(Dataset excerpt)
>>>
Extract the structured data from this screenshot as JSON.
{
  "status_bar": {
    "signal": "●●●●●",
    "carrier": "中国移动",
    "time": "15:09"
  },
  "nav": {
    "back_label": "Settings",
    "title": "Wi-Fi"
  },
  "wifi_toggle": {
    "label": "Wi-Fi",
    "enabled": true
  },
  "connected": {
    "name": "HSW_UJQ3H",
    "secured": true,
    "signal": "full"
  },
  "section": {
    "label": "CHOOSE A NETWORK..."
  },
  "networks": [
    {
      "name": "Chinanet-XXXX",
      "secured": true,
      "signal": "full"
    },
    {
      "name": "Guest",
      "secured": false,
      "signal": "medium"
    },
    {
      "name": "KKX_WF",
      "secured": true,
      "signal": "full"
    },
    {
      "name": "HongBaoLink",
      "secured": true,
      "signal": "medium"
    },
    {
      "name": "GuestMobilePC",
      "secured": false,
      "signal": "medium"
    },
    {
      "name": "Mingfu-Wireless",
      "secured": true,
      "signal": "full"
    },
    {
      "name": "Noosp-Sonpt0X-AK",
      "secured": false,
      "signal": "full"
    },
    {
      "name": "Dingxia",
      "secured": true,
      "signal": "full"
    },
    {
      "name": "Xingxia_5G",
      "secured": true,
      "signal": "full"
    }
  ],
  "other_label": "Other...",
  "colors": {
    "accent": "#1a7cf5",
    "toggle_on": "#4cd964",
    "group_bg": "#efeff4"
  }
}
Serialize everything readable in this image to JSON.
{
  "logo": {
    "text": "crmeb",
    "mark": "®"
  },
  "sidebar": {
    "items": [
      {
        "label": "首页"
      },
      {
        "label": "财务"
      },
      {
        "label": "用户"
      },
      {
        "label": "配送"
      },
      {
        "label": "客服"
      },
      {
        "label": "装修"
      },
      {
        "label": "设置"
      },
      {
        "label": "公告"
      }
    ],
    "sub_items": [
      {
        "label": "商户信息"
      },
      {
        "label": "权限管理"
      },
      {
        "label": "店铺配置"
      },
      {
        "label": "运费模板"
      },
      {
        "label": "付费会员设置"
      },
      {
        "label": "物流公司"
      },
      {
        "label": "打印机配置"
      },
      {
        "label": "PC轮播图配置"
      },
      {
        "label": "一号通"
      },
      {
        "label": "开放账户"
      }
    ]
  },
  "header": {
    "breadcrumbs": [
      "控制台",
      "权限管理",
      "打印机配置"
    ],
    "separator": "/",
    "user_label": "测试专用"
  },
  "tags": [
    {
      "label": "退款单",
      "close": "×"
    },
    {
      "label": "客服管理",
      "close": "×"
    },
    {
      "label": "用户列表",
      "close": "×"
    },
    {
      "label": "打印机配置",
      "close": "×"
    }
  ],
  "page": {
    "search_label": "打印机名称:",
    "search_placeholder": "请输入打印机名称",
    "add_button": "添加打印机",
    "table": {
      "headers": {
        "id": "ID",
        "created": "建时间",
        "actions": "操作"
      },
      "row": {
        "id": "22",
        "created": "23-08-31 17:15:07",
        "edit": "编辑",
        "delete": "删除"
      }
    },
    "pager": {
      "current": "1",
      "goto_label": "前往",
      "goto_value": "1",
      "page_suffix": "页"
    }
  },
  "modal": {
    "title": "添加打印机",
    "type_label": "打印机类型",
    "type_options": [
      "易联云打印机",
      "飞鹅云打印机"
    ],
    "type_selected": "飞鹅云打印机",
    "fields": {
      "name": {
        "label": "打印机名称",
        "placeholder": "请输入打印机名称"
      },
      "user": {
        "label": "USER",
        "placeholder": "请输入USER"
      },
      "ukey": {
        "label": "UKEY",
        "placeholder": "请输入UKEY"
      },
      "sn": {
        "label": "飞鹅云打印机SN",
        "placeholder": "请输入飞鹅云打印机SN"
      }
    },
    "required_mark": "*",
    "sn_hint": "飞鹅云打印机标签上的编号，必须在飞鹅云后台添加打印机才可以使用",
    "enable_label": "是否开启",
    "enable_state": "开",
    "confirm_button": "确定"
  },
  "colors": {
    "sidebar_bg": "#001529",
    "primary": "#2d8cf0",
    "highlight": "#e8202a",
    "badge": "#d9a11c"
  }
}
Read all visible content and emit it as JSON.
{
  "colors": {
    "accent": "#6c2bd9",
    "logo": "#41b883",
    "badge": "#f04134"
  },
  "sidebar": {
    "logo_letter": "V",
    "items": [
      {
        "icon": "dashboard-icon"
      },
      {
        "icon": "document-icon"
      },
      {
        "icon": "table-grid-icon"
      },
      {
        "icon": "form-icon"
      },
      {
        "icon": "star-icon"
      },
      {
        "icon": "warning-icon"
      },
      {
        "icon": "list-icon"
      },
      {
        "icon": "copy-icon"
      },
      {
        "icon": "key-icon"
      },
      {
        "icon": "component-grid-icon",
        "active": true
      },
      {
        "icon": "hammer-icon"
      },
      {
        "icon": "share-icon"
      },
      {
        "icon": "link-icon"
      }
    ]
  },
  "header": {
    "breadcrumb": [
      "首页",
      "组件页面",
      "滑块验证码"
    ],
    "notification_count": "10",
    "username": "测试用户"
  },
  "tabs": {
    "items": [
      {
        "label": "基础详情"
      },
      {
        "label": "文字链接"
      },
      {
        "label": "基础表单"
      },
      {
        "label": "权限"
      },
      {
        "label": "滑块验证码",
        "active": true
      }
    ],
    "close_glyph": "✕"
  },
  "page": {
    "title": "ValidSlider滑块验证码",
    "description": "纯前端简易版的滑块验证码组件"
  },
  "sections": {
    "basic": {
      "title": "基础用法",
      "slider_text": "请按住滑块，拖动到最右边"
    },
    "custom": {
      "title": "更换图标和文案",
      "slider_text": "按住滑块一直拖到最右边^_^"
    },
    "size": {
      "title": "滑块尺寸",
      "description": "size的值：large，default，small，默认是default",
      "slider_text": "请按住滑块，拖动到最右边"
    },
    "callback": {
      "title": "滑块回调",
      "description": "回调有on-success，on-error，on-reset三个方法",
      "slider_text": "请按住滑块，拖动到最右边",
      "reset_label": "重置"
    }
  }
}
<<<
What to work on ▸ Reproduce the records above exactly as they appear.

Response to the exercise ▸
Extract the structured data from this screenshot as JSON.
{
  "status_bar": {
    "signal": "●●●●●",
    "carrier": "中国移动",
    "time": "15:09"
  },
  "nav": {
    "back_label": "Settings",
    "title": "Wi-Fi"
  },
  "wifi_toggle": {
    "label": "Wi-Fi",
    "enabled": true
  },
  "connected": {
    "name": "HSW_UJQ3H",
    "secured": true,
    "signal": "full"
  },
  "section": {
    "label": "CHOOSE A NETWORK..."
  },
  "networks": [
    {
      "name": "Chinanet-XXXX",
      "secured": true,
      "signal": "full"
    },
    {
      "name": "Guest",
      "secured": false,
      "signal": "medium"
    },
    {
      "name": "KKX_WF",
      "secured": true,
      "signal": "full"
    },
    {
      "name": "HongBaoLink",
      "secured": true,
      "signal": "medium"
    },
    {
      "name": "GuestMobilePC",
      "secured": false,
      "signal": "medium"
    },
    {
      "name": "Mingfu-Wireless",
      "secured": true,
      "signal": "full"
    },
    {
      "name": "Noosp-Sonpt0X-AK",
      "secured": false,
      "signal": "full"
    },
    {
      "name": "Dingxia",
      "secured": true,
      "signal": "full"
    },
    {
      "name": "Xingxia_5G",
      "secured": true,
      "signal": "full"
    }
  ],
  "other_label": "Other...",
  "colors": {
    "accent": "#1a7cf5",
    "toggle_on": "#4cd964",
    "group_bg": "#efeff4"
  }
}
Serialize everything readable in this image to JSON.
{
  "logo": {
    "text": "crmeb",
    "mark": "®"
  },
  "sidebar": {
    "items": [
      {
        "label": "首页"
      },
      {
        "label": "财务"
      },
      {
        "label": "用户"
      },
      {
        "label": "配送"
      },
      {
        "label": "客服"
      },
      {
        "label": "装修"
      },
      {
        "label": "设置"
      },
      {
        "label": "公告"
      }
    ],
    "sub_items": [
      {
        "label": "商户信息"
      },
      {
        "label": "权限管理"
      },
      {
        "label": "店铺配置"
      },
      {
        "label": "运费模板"
      },
      {
        "label": "付费会员设置"
      },
      {
        "label": "物流公司"
      },
      {
        "label": "打印机配置"
      },
      {
        "label": "PC轮播图配置"
      },
      {
        "label": "一号通"
      },
      {
        "label": "开放账户"
      }
    ]
  },
  "header": {
    "breadcrumbs": [
      "控制台",
      "权限管理",
      "打印机配置"
    ],
    "separator": "/",
    "user_label": "测试专用"
  },
  "tags": [
    {
      "label": "退款单",
      "close": "×"
    },
    {
      "label": "客服管理",
      "close": "×"
    },
    {
      "label": "用户列表",
      "close": "×"
    },
    {
      "label": "打印机配置",
      "close": "×"
    }
  ],
  "page": {
    "search_label": "打印机名称:",
    "search_placeholder": "请输入打印机名称",
    "add_button": "添加打印机",
    "table": {
      "headers": {
        "id": "ID",
        "created": "建时间",
        "actions": "操作"
      },
      "row": {
        "id": "22",
        "created": "23-08-31 17:15:07",
        "edit": "编辑",
        "delete": "删除"
      }
    },
    "pager": {
      "current": "1",
      "goto_label": "前往",
      "goto_value": "1",
      "page_suffix": "页"
    }
  },
  "modal": {
    "title": "添加打印机",
    "type_label": "打印机类型",
    "type_options": [
      "易联云打印机",
      "飞鹅云打印机"
    ],
    "type_selected": "飞鹅云打印机",
    "fields": {
      "name": {
        "label": "打印机名称",
        "placeholder": "请输入打印机名称"
      },
      "user": {
        "label": "USER",
        "placeholder": "请输入USER"
      },
      "ukey": {
        "label": "UKEY",
        "placeholder": "请输入UKEY"
      },
      "sn": {
        "label": "飞鹅云打印机SN",
        "placeholder": "请输入飞鹅云打印机SN"
      }
    },
    "required_mark": "*",
    "sn_hint": "飞鹅云打印机标签上的编号，必须在飞鹅云后台添加打印机才可以使用",
    "enable_label": "是否开启",
    "enable_state": "开",
    "confirm_button": "确定"
  },
  "colors": {
    "sidebar_bg": "#001529",
    "primary": "#2d8cf0",
    "highlight": "#e8202a",
    "badge": "#d9a11c"
  }
}
Read all visible content and emit it as JSON.
{
  "colors": {
    "accent": "#6c2bd9",
    "logo": "#41b883",
    "badge": "#f04134"
  },
  "sidebar": {
    "logo_letter": "V",
    "items": [
      {
        "icon": "dashboard-icon"
      },
      {
        "icon": "document-icon"
      },
      {
        "icon": "table-grid-icon"
      },
      {
        "icon": "form-icon"
      },
      {
        "icon": "star-icon"
      },
      {
        "icon": "warning-icon"
      },
      {
        "icon": "list-icon"
      },
      {
        "icon": "copy-icon"
      },
      {
        "icon": "key-icon"
      },
      {
        "icon": "component-grid-icon",
        "active": true
      },
      {
        "icon": "hammer-icon"
      },
      {
        "icon": "share-icon"
      },
      {
        "icon": "link-icon"
      }
    ]
  },
  "header": {
    "breadcrumb": [
      "首页",
      "组件页面",
      "滑块验证码"
    ],
    "notification_count": "10",
    "username": "测试用户"
  },
  "tabs": {
    "items": [
      {
        "label": "基础详情"
      },
      {
        "label": "文字链接"
      },
      {
        "label": "基础表单"
      },
      {
        "label": "权限"
      },
      {
        "label": "滑块验证码",
        "active": true
      }
    ],
    "close_glyph": "✕"
  },
  "page": {
    "title": "ValidSlider滑块验证码",
    "description": "纯前端简易版的滑块验证码组件"
  },
  "sections": {
    "basic": {
      "title": "基础用法",
      "slider_text": "请按住滑块，拖动到最右边"
    },
    "custom": {
      "title": "更换图标和文案",
      "slider_text": "按住滑块一直拖到最右边^_^"
    },
    "size": {
      "title": "滑块尺寸",
      "description": "size的值：large，default，small，默认是default",
      "slider_text": "请按住滑块，拖动到最右边"
    },
    "callback": {
      "title": "滑块回调",
      "description": "回调有on-success，on-error，on-reset三个方法",
      "slider_text": "请按住滑块，拖动到最右边",
      "reset_label": "重置"
    }
  }
}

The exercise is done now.